SET EXERCISE: In the listing below, locate the lines that hold the string "inuusuttut". Copy those lines.

GIVEN ENTRIES:
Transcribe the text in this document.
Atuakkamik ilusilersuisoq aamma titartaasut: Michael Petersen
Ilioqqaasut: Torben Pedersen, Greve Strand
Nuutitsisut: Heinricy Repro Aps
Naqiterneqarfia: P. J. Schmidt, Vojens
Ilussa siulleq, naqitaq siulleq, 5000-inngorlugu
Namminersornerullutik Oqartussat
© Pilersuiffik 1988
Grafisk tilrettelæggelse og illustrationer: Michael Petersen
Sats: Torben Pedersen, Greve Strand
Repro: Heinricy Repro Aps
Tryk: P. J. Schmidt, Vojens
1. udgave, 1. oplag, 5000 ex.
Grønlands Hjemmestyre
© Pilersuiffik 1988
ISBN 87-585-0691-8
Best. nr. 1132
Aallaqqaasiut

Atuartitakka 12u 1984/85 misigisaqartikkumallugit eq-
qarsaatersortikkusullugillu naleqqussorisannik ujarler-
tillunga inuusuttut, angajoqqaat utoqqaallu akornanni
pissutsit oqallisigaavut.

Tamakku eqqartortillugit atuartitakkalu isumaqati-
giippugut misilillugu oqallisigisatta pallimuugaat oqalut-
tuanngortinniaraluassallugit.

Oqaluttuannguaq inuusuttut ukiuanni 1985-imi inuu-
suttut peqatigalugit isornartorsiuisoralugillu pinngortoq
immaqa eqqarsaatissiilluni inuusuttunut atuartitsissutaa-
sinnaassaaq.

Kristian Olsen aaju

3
---
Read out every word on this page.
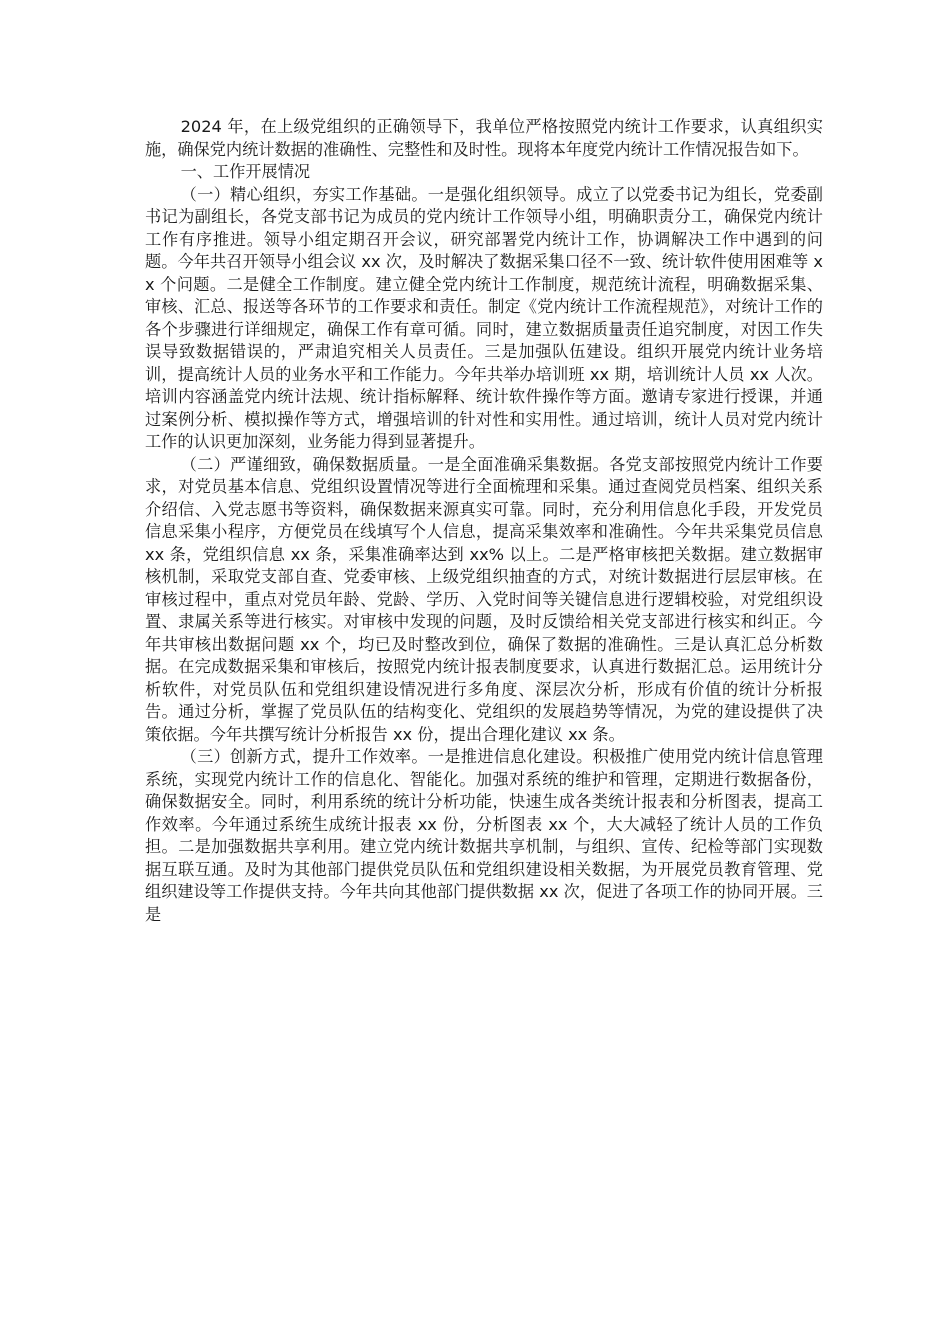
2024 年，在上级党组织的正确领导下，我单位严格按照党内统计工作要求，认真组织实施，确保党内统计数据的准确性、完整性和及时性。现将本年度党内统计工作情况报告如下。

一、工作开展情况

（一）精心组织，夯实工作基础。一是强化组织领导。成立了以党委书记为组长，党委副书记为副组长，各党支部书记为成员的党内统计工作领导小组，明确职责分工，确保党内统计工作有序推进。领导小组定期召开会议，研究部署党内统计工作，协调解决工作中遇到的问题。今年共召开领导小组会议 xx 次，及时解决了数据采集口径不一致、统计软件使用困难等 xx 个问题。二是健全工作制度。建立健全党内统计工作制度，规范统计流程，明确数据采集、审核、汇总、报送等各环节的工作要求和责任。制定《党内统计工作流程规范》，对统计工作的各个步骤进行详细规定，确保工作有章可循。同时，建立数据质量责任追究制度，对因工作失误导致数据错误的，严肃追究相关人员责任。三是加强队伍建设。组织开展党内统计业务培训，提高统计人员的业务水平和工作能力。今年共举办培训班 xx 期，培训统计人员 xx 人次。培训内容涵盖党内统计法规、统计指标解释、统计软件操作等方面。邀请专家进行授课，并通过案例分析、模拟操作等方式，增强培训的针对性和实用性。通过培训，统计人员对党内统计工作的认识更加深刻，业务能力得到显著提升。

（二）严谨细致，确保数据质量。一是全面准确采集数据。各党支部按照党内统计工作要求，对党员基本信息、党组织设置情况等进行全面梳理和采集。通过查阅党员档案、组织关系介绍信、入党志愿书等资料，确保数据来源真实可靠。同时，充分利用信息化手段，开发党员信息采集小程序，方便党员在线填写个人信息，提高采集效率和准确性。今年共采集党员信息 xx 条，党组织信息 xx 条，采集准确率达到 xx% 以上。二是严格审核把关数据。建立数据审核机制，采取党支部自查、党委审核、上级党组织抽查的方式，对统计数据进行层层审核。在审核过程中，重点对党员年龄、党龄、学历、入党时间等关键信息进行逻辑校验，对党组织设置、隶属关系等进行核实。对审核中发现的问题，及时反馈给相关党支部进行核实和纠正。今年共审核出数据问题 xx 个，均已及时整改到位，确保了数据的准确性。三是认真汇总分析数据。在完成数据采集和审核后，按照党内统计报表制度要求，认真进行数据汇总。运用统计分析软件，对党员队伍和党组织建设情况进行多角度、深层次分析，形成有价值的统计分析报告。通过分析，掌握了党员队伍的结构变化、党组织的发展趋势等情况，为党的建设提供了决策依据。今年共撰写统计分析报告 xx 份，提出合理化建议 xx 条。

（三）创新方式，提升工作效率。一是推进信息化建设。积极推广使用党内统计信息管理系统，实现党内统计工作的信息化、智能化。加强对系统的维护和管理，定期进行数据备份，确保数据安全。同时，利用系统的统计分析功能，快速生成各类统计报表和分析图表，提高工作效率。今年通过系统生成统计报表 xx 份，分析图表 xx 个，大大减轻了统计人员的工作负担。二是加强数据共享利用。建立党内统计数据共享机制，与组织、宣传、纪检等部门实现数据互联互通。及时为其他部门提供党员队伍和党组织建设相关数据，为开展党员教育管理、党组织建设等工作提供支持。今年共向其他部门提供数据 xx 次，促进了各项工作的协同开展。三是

FINISHED ANSWER:
tillunga inuusuttut, angajoqqaat utoqqaallu akornanni
Oqaluttuannguaq inuusuttut ukiuanni 1985-imi inuu-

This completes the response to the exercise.